YOUR TASK: Only lines holding the string "information" are wanted; copy each one from the material.

Collection entries:
•••••
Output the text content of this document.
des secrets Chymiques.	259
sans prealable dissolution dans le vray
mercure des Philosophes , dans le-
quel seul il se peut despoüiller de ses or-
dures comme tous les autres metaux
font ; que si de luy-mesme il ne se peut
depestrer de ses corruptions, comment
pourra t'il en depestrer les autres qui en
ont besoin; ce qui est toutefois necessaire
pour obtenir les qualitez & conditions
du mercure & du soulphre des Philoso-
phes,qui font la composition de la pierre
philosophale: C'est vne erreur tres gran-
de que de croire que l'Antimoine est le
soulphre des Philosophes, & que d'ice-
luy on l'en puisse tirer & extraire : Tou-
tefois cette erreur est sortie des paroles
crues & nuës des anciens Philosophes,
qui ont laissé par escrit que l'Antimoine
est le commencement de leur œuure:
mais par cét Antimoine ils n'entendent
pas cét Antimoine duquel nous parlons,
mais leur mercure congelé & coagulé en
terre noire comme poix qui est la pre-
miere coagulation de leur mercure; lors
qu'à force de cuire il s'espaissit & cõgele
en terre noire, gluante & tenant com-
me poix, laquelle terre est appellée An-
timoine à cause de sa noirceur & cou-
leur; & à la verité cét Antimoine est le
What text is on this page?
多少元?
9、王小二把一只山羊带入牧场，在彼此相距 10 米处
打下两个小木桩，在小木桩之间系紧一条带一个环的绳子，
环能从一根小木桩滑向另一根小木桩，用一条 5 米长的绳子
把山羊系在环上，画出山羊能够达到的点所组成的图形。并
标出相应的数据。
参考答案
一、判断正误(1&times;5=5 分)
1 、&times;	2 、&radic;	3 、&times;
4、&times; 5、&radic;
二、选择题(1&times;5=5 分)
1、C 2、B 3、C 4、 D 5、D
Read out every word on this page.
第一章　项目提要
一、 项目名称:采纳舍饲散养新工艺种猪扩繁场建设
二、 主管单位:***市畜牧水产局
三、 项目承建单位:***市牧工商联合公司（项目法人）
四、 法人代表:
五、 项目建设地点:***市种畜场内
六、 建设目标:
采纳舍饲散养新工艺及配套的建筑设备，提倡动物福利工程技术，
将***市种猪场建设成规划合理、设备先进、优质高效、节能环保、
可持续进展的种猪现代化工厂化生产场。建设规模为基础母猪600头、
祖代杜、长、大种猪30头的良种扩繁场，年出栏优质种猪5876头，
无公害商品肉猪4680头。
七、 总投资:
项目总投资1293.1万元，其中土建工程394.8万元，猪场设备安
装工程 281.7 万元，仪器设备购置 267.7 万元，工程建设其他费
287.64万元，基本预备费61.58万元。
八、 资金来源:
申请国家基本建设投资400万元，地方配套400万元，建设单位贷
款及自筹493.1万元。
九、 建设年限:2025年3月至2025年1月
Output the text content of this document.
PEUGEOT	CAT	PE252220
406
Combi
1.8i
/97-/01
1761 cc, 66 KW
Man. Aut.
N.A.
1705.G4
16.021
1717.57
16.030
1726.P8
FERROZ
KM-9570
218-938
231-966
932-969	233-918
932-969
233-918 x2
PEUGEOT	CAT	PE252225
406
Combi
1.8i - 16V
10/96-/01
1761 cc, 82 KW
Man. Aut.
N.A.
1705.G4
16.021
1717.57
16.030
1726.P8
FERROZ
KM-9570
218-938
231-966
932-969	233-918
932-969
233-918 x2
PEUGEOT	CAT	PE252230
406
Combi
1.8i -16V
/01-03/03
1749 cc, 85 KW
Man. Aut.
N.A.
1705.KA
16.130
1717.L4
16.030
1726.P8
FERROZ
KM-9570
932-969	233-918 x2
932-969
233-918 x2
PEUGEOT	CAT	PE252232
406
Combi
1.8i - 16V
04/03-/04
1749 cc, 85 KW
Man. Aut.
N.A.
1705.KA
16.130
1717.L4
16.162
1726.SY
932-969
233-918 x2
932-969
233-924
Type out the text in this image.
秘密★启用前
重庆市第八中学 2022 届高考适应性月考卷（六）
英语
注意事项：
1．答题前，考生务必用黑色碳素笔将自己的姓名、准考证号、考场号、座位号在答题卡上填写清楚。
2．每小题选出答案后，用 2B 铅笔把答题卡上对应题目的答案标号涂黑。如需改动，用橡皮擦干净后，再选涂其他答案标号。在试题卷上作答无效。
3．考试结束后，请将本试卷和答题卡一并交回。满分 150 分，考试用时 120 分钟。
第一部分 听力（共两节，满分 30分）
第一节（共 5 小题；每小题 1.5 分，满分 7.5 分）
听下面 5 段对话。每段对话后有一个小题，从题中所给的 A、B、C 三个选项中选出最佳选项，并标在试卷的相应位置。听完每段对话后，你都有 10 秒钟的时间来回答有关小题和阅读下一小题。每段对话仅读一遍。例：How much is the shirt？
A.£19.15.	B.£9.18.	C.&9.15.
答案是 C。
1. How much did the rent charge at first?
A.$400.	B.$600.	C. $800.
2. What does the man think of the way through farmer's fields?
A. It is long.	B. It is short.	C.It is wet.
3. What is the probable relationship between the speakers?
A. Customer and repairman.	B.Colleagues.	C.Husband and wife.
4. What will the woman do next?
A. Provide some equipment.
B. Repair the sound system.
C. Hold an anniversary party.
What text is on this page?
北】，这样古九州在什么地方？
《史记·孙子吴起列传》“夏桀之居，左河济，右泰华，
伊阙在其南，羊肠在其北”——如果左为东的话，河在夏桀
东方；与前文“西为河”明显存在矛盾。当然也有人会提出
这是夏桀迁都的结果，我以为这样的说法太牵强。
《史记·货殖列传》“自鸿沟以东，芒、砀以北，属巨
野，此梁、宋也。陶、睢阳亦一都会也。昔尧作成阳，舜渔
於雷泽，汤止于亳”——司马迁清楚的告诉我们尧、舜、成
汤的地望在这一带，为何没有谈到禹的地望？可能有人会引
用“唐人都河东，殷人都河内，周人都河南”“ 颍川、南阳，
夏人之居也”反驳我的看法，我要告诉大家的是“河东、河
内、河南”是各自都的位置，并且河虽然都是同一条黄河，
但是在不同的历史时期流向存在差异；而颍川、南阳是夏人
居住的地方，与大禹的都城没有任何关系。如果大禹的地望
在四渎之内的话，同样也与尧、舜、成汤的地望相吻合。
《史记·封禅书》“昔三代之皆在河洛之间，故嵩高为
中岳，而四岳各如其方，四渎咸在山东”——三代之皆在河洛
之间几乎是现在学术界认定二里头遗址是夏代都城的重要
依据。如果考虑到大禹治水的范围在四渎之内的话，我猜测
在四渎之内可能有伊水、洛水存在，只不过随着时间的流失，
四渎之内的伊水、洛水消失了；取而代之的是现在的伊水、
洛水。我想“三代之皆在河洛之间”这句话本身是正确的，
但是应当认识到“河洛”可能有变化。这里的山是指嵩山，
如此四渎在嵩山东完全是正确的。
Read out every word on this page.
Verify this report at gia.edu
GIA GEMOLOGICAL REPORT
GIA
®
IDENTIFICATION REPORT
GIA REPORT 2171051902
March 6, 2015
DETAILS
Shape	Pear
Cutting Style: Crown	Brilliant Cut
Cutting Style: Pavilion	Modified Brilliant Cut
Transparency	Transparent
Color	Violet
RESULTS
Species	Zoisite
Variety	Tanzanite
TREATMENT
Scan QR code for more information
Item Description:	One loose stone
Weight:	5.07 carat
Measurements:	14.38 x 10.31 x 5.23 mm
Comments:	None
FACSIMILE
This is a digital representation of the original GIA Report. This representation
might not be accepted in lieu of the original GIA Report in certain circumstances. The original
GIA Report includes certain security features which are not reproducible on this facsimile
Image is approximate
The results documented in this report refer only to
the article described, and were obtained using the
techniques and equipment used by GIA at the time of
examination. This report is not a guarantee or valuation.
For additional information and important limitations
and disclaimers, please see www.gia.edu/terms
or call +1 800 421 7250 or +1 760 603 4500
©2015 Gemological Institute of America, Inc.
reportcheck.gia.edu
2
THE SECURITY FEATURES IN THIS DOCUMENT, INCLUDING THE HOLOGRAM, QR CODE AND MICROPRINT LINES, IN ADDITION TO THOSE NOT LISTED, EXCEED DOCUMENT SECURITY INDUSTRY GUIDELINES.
•••••
TASK RESULT:
Scan QR code for more information
For additional information and important limitations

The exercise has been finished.